* start Extract provided *

WITH China’s financial cooperation with African countries going from strength to strength, there has been a rapid rise in the amount of transactions denominated in the yuan.
The trend is expected to pick up pace following the yuan’s recent inclusion in the elite global reserve currency club.
China has long hoped to see a rapid use of the yuan in Africa, commensurate to the importance it attaches to its economic and political cooperation with the continent. Economic trends in eastern and southern Africa show this wish is materializing, as shown by the rising demand and acceptance of the yuan.
In Kenya, CFC Stanbic Bank was among the first major facilitators of the trade and economic relations with the introduction of a direct currency exchange between the yuan and the Kenya Shilling. This helped reduce currency transaction losses in the process.
CFC Stanbic Chief Executive Philip Odera said the expanded trade between African countries and China has made it necessary for traders from African countries to stock up on the yuan to meet constant demand for the Chinese imports.

* end Extract provided *
* start Raw data *

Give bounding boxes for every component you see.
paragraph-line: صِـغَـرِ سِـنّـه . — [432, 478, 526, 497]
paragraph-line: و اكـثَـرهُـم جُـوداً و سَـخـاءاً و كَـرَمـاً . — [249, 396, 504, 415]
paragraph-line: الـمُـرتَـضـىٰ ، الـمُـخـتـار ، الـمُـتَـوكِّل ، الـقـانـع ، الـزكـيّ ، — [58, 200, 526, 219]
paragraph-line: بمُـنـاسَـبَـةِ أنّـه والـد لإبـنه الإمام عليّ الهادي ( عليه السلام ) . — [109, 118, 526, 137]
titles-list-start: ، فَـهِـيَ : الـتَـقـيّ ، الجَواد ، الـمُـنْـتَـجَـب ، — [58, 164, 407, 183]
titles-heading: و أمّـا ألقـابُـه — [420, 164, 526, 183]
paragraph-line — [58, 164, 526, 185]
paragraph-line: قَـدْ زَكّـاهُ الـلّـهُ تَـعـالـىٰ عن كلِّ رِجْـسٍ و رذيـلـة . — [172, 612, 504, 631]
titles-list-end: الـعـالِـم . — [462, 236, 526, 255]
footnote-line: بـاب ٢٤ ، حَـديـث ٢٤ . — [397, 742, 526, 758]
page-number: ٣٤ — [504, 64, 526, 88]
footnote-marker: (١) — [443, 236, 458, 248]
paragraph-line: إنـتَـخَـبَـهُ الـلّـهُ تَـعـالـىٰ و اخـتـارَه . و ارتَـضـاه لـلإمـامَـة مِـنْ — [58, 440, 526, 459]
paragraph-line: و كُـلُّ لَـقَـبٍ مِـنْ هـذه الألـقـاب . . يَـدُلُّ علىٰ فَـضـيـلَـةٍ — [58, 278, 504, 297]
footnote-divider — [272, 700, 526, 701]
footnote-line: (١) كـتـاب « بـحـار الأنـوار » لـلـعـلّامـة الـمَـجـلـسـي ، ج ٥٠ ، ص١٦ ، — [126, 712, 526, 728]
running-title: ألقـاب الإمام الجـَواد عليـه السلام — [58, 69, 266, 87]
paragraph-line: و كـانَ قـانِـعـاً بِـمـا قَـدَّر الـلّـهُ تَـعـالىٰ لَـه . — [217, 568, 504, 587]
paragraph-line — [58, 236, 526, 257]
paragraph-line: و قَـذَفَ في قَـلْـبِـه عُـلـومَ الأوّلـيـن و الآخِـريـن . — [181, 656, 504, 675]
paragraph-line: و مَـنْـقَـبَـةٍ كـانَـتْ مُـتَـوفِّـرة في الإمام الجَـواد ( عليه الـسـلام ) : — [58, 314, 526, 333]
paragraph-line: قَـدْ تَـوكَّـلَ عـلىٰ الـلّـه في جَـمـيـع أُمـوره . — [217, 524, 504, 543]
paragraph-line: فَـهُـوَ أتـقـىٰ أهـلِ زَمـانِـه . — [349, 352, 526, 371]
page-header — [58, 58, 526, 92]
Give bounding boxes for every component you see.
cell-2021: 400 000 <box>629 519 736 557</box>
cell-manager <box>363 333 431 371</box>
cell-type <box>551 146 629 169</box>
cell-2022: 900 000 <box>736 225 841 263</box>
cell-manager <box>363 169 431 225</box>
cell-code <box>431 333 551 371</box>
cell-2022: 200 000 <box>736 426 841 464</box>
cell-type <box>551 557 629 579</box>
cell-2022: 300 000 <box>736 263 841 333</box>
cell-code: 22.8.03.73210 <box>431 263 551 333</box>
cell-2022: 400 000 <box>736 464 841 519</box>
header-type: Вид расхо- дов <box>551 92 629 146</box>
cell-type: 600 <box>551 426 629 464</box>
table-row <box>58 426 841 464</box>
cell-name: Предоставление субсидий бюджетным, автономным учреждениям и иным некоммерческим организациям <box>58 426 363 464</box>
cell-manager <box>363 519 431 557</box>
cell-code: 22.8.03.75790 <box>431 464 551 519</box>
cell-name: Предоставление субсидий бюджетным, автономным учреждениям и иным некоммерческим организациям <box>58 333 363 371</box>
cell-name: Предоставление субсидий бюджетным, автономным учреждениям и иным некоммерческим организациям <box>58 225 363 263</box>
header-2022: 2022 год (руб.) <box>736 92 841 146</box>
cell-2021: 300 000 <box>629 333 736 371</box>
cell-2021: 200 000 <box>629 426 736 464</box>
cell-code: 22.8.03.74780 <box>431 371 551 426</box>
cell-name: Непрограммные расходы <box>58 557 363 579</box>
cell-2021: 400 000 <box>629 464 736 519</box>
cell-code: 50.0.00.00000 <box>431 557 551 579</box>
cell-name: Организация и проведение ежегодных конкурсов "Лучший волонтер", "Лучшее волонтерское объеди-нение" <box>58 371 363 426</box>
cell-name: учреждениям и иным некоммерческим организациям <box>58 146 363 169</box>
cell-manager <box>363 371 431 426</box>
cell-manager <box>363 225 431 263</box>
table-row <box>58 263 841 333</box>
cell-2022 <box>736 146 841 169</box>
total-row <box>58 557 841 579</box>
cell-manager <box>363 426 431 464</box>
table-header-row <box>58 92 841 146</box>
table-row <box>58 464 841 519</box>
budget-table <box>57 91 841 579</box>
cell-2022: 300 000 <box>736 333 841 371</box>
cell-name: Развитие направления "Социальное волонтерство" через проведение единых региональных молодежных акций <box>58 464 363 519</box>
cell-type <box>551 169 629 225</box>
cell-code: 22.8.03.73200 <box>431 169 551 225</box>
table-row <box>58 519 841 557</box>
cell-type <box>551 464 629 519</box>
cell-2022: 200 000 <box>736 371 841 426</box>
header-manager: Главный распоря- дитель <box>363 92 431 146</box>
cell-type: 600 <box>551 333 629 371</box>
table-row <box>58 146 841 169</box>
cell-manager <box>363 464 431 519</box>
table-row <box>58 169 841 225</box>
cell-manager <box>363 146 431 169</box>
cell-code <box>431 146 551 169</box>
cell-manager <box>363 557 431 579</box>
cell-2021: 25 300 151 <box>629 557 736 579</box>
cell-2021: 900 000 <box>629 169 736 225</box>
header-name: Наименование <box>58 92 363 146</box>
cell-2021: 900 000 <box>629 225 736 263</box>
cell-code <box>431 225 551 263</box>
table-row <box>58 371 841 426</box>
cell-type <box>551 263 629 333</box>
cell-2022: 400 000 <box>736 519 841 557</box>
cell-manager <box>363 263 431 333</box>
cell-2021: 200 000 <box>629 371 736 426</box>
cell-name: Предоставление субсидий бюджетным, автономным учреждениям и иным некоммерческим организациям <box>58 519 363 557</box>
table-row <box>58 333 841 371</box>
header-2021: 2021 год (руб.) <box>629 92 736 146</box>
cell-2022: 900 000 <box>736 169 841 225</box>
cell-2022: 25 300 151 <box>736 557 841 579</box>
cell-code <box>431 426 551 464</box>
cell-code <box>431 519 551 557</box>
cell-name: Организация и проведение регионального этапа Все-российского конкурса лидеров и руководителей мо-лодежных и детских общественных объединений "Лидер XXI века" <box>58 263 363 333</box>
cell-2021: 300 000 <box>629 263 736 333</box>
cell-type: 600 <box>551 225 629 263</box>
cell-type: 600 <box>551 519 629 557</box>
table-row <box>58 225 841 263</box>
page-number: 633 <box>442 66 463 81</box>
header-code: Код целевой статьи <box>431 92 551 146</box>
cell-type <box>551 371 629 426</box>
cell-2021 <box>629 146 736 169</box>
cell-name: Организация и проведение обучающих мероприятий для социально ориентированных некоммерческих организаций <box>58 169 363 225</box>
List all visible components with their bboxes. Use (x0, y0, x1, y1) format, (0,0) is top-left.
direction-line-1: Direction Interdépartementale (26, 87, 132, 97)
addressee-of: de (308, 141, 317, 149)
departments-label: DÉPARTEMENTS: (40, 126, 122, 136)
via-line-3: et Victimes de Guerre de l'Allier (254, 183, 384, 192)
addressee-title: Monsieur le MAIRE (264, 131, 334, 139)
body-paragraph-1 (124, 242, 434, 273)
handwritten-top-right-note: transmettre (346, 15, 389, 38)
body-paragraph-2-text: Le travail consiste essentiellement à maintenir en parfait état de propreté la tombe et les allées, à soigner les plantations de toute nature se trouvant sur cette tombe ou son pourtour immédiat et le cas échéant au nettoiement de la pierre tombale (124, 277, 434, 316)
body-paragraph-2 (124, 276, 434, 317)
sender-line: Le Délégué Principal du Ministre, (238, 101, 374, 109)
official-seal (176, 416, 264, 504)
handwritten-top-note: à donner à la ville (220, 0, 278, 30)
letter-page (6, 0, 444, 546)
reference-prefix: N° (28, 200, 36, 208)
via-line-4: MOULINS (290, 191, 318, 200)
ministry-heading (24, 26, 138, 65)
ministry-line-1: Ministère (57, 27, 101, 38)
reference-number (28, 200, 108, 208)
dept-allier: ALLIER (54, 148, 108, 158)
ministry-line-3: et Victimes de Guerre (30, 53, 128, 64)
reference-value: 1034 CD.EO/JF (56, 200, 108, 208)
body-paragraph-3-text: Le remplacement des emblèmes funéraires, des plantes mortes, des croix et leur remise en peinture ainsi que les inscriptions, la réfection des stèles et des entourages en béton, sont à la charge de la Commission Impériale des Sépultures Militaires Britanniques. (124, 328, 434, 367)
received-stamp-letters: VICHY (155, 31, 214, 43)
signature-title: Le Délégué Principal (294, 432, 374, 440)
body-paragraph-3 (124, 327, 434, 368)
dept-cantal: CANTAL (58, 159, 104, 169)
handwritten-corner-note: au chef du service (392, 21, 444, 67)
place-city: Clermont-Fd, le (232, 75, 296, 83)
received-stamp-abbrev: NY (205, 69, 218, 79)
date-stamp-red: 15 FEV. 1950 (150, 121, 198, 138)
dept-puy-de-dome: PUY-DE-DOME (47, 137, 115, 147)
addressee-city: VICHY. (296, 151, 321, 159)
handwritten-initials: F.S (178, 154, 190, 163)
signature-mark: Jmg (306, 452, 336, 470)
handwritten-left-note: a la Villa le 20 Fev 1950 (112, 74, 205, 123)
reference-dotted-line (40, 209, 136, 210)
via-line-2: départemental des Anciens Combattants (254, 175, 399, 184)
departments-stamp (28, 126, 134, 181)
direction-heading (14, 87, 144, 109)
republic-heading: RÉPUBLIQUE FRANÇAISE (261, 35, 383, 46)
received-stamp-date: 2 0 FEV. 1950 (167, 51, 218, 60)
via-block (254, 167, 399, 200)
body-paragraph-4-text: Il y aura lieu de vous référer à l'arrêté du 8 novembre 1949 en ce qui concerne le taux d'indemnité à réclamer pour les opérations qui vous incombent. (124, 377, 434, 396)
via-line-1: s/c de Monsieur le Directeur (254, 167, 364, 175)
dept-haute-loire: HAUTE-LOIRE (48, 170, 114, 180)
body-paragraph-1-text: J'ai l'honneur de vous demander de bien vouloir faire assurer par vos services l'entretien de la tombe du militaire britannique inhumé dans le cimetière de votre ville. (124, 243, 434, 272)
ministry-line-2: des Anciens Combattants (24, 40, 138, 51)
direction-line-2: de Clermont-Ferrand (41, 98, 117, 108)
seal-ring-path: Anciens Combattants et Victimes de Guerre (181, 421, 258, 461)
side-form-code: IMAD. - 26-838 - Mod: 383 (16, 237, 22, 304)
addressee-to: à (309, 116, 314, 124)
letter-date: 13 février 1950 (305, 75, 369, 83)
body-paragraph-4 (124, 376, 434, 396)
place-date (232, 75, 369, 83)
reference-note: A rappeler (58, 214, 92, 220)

* end Raw data *

◆ **Problem requirements**
In the article on the yuan in Africa, what reason is given for why traders from African countries need to stock up on the yuan?

◆ **Response**
According to CFC Stanbic Chief Executive Philip Odera, expanded trade between African countries and China has made it necessary. Traders need the yuan to meet constant demand for Chinese imports.